**** Excerpted records ****
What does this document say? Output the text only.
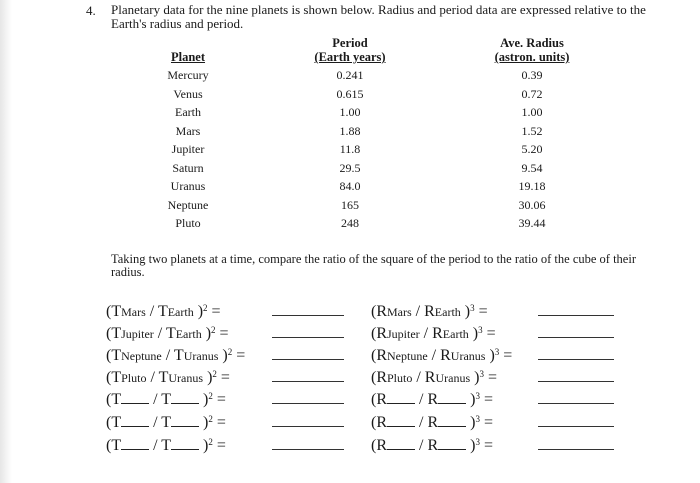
4. Planetary data for the nine planets is shown below. Radius and period data are expressed relative to the Earth's radius and period.
Planet
Mercury
Venus
Earth
Mars
Jupiter
Saturn
Uranus
Neptune
Pluto
Period
(Earth years)
0.241
0.615
1.00
1.88
11.8
29.5
84.0
165
248
Ave. Radius
(astron. units)
0.39
0.72
1.00
1.52
5.20
9.54
19.18
30.06
39.44
Taking two planets at a time, compare the ratio of the square of the period to the ratio of the cube of their radius.
(TMars / TEarth )$^2$ =
(TJupiter / TEarth )$^2$ =
(TNeptune / TUranus )$^2$ =
(TPluto / TUranus )$^2$ =
(T / T )$^2$ =
(T / T )$^2$ =
(T / T )$^2$ =
(RMars / REarth )$^3$ =
(RJupiter / REarth )$^3$ =
(RNeptune / RUranus )$^3$ =
(RPluto / RUranus )$^3$ =
(R / R )$^3$ =
(R / R )$^3$ =
(R / R )$^3$ =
****
■ Exercise ■
Leaving all pictures aside, quote each record exactly.

■ Finished task ■
What does this document say? Output the text only.
4. Planetary data for the nine planets is shown below. Radius and period data are expressed relative to the Earth's radius and period.
Planet
Mercury
Venus
Earth
Mars
Jupiter
Saturn
Uranus
Neptune
Pluto
Period
(Earth years)
0.241
0.615
1.00
1.88
11.8
29.5
84.0
165
248
Ave. Radius
(astron. units)
0.39
0.72
1.00
1.52
5.20
9.54
19.18
30.06
39.44
Taking two planets at a time, compare the ratio of the square of the period to the ratio of the cube of their radius.
(TMars / TEarth )$^2$ =
(TJupiter / TEarth )$^2$ =
(TNeptune / TUranus )$^2$ =
(TPluto / TUranus )$^2$ =
(T / T )$^2$ =
(T / T )$^2$ =
(T / T )$^2$ =
(RMars / REarth )$^3$ =
(RJupiter / REarth )$^3$ =
(RNeptune / RUranus )$^3$ =
(RPluto / RUranus )$^3$ =
(R / R )$^3$ =
(R / R )$^3$ =
(R / R )$^3$ =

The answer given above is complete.